Hai!
Get Lost Journey Part 3, ditunda dulu ya. Saya lagi mau cerita tentang perkembangan draft.
Ini hari kelima saya mangkal di sofa ruang tamu.
Draft Project Dawn saya sudah selesai diperiksa editor, dan dikembalikan dengan beberapa catatan untuk revisi.
Revisi, sodara-sodari!
Baru kali ini saya diminta merevisi draft. Soalnya biasanya storyline saya sederhana, jadi plotnya nggak aneh-aneh. Nah, draft kali ini memang agak complicated.
Bukannya saya tidak senang.
Senang, tahu!
Apa lagi waktu tahu yang mengedit kali ini bukan cuma Iwied, tapi juga Gita. Dua-duanya adalah orang-orang yang gaya tulisannya saya sukai sejak pertama kali kami bertemu di dunia maya sebagai blogger.
Boleh dong bangga, bahwa draft saya kali ini 'diurusi' teman-teman bermain kata yang sudah lama saya kenal. Semoga hasilnya nanti lebih memuaskan dari novel-novel saya sebelumnya.
Dan revisinya?
Hahahahahahaha... fyuh!
Mereka memang teliti banget ye. Rasa bangga dan senang saya bercampur dengan kepanikan. Soalnya, hasil diskusi menghasilkan keputusan untuk memundurkan setting waktu ke masa 25 tahun yang lalu.
Duh, tolong.
Saya kan belum lahir! *kibas poni*
Hihihihi.
Jadilah, alih-alih menulis, kemarin saya menggalau cari lokasi baru. Mana bukan di Jakarta pulak. Kalau Jakarta sih saya nggak akan galau. Wong saya orang situ.
Ini settingnya di Surabaya, kakak. Meneketehe Surabaya 25 tahun lalu kayak apa. Saya akhirnya sibuk chatting sana-sini dengan teman-teman asli Surabaya untuk menggali informasi set lokasi.
Dapat.
Malah bukan dari orang Surabaya asli, tapi dari teman penulis asal Situbondo, Helga Rif. Hahahaha.
Jadi, saya cerita di BBM lagi cari lokasi di Surabaya yang sudah ada sejak 25 tahun lalu.
Tiba-tiba dia nyerocos aja tentang sebuah taman bermain tempat dia dulu liburan waktu masih kecil-dari Situbondo ke Surabaya.
Nggak nyangka, teman saya yang penulis-atlet penembak-peragawati-pengajar ini dulunya bolang. Bocah petualang.
Saya suka tempat yang dia ceritakan itu. It's such a romantic place untuk.ukuran akhir tahun 80-an. Saya harus riset lagi tentu saja.

-=-=-=-=-

Menurut teks halaman, ke masa berapa tahun yang lalu setting waktu draft Project Dawn dimundurkan?

Cuplikan Daftar =>
-=-=-=-=-

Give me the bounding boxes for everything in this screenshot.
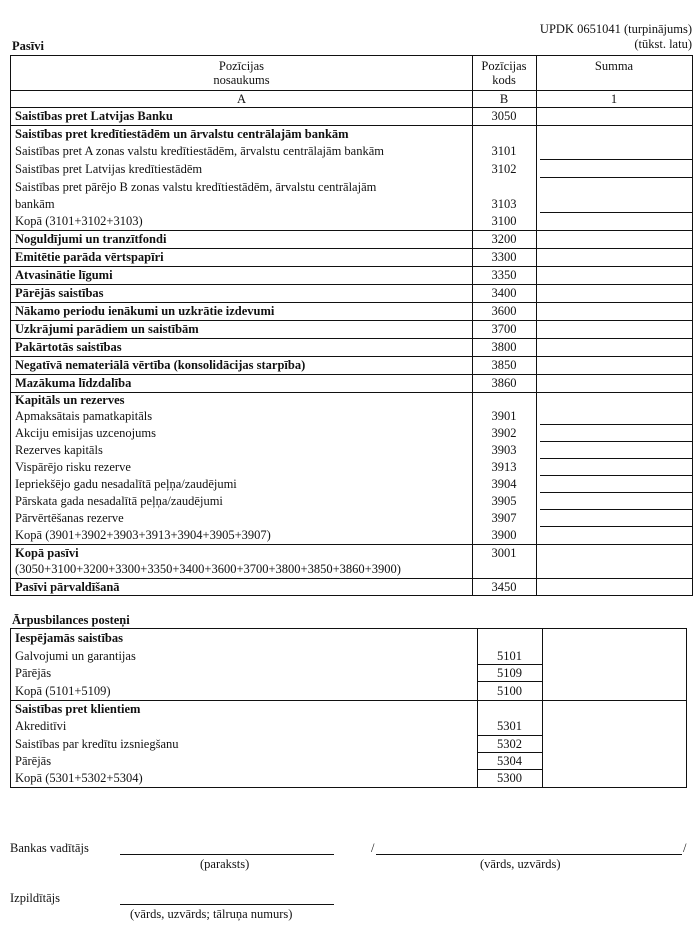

-=-=-=-=-

Hasil Tugas =>
Setting waktunya dimundurkan ke masa 25 tahun yang lalu.